→ **Exercise instructions**
Find every line in the records below that holds the word "Latin", and copy it out.

→ **Material for this task**
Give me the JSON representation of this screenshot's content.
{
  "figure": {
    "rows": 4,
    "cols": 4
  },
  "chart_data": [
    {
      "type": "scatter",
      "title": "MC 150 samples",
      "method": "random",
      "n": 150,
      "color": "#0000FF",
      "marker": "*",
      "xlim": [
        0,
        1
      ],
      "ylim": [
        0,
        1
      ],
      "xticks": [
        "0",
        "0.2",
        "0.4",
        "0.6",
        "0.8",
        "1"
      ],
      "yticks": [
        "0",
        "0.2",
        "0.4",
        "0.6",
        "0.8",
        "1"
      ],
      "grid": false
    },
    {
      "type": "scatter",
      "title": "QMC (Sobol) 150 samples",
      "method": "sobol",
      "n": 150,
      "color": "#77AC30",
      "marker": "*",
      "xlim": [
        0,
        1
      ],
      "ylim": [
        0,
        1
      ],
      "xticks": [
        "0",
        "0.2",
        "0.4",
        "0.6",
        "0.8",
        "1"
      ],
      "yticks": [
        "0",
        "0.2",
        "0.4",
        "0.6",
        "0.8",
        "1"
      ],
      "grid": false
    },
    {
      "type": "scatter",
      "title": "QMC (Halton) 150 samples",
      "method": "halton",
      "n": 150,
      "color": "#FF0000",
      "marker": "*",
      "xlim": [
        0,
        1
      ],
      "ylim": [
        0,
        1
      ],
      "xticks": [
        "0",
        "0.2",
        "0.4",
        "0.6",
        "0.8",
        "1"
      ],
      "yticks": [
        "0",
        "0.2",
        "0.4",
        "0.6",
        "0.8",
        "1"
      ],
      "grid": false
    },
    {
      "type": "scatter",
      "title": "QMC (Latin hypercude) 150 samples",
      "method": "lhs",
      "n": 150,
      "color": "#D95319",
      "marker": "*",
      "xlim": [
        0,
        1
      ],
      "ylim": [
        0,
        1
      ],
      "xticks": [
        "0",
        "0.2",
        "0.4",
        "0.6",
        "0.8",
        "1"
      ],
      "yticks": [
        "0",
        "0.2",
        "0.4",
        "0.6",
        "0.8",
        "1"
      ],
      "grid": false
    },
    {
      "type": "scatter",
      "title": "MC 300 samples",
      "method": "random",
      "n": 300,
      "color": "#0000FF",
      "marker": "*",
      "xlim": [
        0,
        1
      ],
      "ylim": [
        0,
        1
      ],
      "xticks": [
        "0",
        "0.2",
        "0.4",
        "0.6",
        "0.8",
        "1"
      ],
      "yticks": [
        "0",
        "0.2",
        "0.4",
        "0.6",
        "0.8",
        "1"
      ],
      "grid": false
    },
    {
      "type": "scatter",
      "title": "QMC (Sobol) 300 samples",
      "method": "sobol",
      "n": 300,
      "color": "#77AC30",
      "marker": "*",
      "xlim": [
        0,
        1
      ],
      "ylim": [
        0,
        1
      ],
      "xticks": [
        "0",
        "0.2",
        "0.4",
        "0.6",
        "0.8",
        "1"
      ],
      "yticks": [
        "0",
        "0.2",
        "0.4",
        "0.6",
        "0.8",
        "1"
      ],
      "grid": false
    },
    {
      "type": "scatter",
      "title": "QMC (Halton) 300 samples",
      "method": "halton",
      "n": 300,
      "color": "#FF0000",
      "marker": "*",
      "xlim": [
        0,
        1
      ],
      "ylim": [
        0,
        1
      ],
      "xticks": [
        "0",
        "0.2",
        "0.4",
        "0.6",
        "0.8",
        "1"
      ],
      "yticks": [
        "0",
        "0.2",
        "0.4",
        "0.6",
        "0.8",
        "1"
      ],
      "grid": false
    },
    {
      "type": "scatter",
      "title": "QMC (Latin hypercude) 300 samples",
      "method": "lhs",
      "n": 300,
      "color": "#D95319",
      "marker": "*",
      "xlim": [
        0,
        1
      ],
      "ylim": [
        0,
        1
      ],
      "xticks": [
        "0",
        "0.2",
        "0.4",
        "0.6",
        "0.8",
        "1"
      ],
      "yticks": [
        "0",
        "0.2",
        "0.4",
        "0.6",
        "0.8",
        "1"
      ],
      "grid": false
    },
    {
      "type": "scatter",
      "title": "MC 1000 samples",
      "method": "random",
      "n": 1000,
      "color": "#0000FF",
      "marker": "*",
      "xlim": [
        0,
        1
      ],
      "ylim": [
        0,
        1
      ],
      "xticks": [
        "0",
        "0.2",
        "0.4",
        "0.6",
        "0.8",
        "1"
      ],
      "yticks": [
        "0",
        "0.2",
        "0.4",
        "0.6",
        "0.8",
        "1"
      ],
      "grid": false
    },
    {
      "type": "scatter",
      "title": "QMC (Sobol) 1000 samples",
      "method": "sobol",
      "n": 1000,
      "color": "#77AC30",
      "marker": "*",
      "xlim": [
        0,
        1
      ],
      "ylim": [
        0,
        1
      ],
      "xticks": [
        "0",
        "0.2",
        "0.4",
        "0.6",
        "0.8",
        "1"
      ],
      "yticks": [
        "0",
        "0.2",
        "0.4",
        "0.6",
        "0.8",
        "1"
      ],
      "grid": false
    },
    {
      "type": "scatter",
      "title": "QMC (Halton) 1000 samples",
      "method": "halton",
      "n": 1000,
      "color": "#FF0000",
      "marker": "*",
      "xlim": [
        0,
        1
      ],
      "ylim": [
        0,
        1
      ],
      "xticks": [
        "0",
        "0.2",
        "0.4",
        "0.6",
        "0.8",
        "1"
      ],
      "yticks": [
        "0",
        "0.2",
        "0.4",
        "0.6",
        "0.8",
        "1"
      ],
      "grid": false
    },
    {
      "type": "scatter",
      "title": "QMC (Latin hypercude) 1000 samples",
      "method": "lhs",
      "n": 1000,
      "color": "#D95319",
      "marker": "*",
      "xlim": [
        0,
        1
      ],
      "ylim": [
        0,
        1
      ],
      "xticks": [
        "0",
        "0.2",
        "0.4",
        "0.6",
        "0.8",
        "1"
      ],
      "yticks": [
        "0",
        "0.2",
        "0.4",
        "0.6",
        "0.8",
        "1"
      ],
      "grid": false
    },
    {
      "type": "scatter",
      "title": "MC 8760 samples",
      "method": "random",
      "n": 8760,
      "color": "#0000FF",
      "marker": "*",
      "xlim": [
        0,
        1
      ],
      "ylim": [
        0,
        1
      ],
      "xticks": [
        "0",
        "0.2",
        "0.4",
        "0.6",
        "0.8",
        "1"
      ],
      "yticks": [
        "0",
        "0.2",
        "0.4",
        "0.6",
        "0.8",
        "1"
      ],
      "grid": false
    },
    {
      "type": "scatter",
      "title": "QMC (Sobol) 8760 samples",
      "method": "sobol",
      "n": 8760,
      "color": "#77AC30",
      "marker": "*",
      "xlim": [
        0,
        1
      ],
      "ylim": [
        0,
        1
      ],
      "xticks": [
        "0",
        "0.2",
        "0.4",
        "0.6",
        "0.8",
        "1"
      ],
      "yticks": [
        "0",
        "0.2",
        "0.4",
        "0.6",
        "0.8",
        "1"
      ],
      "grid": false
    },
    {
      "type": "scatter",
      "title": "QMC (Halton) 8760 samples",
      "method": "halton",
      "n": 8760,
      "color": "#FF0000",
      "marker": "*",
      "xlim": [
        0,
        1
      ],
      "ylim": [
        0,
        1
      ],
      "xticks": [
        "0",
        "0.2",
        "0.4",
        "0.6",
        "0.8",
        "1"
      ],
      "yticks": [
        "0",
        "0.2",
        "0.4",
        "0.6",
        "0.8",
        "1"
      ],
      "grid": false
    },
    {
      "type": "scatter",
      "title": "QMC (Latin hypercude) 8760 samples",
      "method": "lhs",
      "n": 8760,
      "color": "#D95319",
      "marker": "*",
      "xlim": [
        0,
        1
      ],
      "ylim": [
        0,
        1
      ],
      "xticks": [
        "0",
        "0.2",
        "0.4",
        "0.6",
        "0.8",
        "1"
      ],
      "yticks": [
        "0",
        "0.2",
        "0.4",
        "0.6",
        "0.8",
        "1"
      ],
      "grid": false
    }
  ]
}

→ **Answer for the task**
      "title": "QMC (Latin hypercude) 150 samples",
      "title": "QMC (Latin hypercude) 300 samples",
      "title": "QMC (Latin hypercude) 1000 samples",
      "title": "QMC (Latin hypercude) 8760 samples",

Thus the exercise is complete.